Work through the listing below and count the lines that hold "notifications". Answer with the number alone.

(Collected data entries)

____________

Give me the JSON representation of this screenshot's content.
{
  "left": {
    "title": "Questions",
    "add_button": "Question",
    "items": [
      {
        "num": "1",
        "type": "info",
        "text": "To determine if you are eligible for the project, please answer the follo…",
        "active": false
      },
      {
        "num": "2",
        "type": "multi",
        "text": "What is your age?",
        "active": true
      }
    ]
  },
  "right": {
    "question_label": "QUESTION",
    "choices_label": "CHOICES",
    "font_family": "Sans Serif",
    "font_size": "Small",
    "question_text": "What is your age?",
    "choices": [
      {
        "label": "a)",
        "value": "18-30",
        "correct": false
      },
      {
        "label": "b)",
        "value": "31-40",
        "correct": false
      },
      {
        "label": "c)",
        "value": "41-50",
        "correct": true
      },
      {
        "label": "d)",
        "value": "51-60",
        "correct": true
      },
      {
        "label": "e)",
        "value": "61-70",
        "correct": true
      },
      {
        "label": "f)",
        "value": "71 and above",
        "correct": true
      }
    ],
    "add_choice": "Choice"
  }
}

____________

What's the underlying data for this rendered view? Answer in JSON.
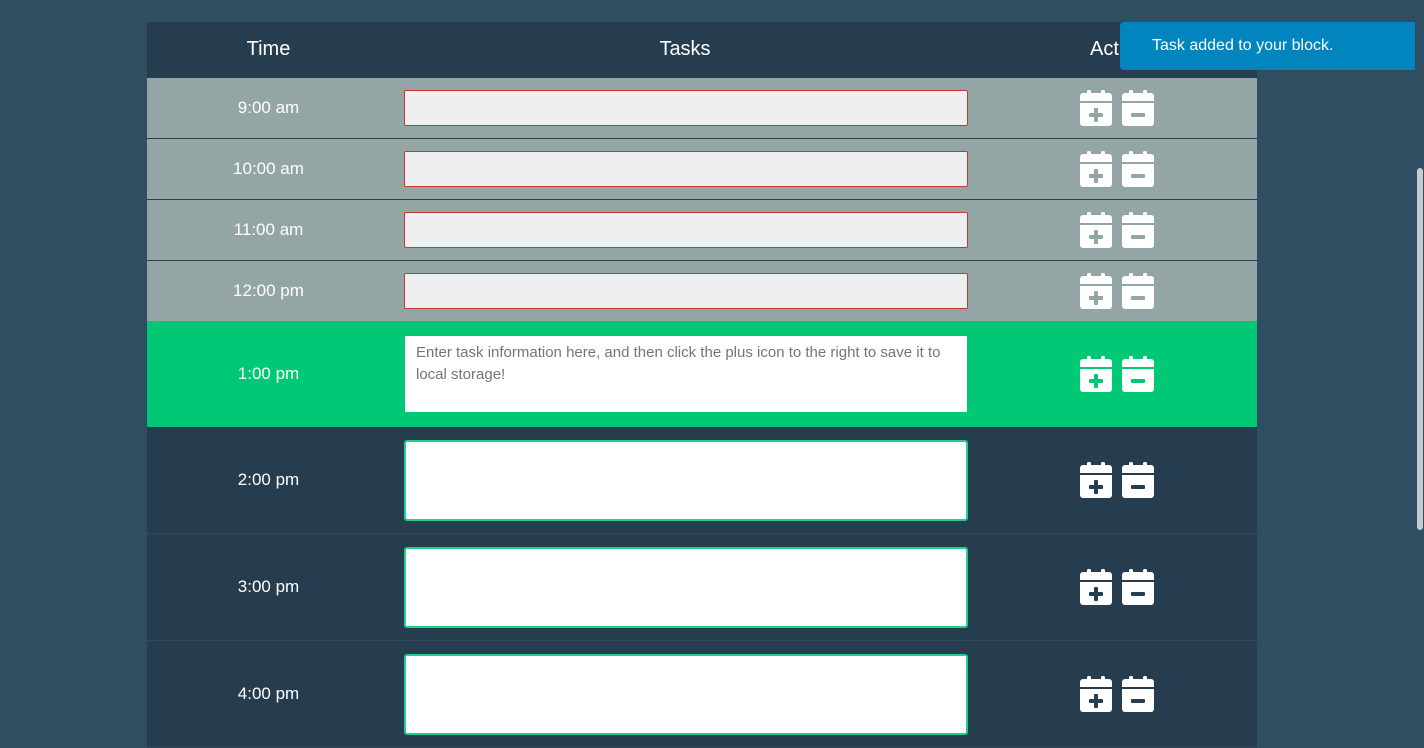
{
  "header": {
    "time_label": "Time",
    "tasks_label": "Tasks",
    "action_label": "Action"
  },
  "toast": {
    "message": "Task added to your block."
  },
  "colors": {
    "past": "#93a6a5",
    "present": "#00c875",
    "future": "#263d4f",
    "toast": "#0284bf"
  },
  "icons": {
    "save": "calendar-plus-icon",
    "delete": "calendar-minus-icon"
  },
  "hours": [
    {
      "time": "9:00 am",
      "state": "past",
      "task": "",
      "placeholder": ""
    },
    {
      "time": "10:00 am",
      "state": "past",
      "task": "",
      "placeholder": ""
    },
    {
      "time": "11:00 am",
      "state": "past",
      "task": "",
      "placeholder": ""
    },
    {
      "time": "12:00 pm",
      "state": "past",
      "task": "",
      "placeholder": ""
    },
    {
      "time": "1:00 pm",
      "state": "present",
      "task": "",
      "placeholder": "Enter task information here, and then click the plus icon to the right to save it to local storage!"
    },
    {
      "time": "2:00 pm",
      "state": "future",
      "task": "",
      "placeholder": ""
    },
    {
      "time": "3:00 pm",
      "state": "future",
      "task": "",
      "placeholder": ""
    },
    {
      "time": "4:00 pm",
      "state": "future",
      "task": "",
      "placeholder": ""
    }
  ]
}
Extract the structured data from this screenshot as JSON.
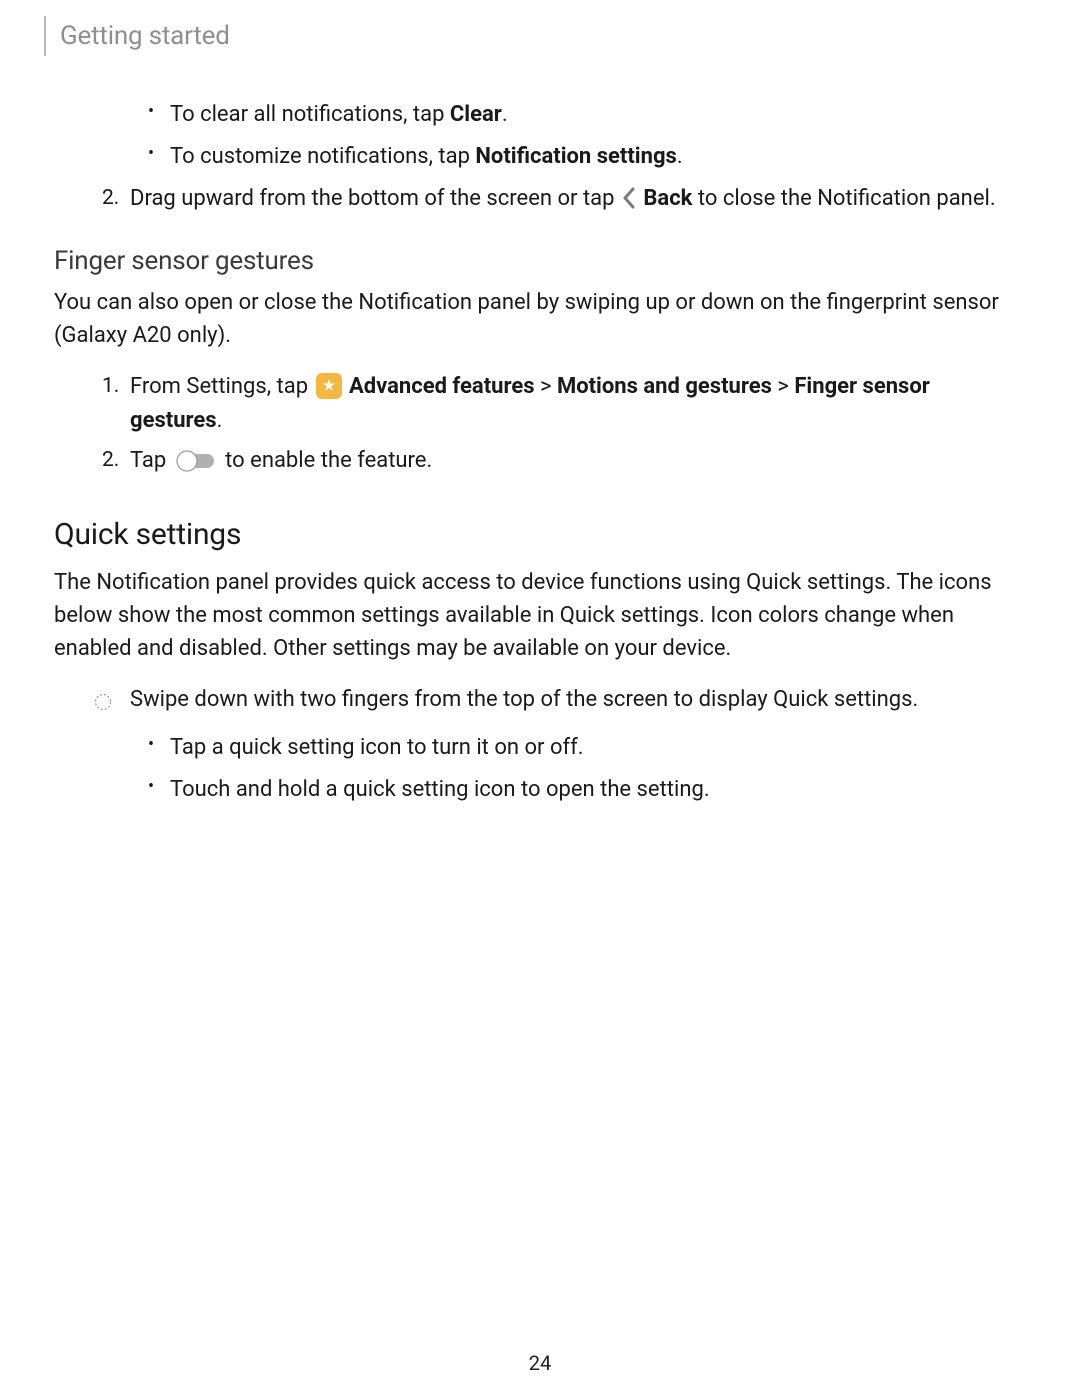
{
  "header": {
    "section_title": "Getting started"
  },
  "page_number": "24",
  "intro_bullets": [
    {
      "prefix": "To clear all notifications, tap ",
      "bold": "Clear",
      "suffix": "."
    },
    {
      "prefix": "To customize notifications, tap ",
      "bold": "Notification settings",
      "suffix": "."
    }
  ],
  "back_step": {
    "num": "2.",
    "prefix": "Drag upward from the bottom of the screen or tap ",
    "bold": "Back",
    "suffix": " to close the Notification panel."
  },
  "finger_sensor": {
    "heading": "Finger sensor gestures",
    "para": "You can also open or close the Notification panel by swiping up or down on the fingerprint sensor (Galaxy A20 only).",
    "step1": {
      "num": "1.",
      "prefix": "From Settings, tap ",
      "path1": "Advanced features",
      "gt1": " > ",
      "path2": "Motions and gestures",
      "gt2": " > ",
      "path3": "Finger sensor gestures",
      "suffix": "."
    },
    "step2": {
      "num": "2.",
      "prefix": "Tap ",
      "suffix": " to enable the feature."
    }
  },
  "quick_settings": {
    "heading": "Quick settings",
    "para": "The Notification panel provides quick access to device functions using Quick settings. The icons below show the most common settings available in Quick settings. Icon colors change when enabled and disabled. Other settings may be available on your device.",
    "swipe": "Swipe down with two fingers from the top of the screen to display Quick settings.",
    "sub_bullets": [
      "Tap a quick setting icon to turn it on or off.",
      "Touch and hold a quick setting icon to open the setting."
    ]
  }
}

____________

OUTPUT FOR THIS EXERCISE
2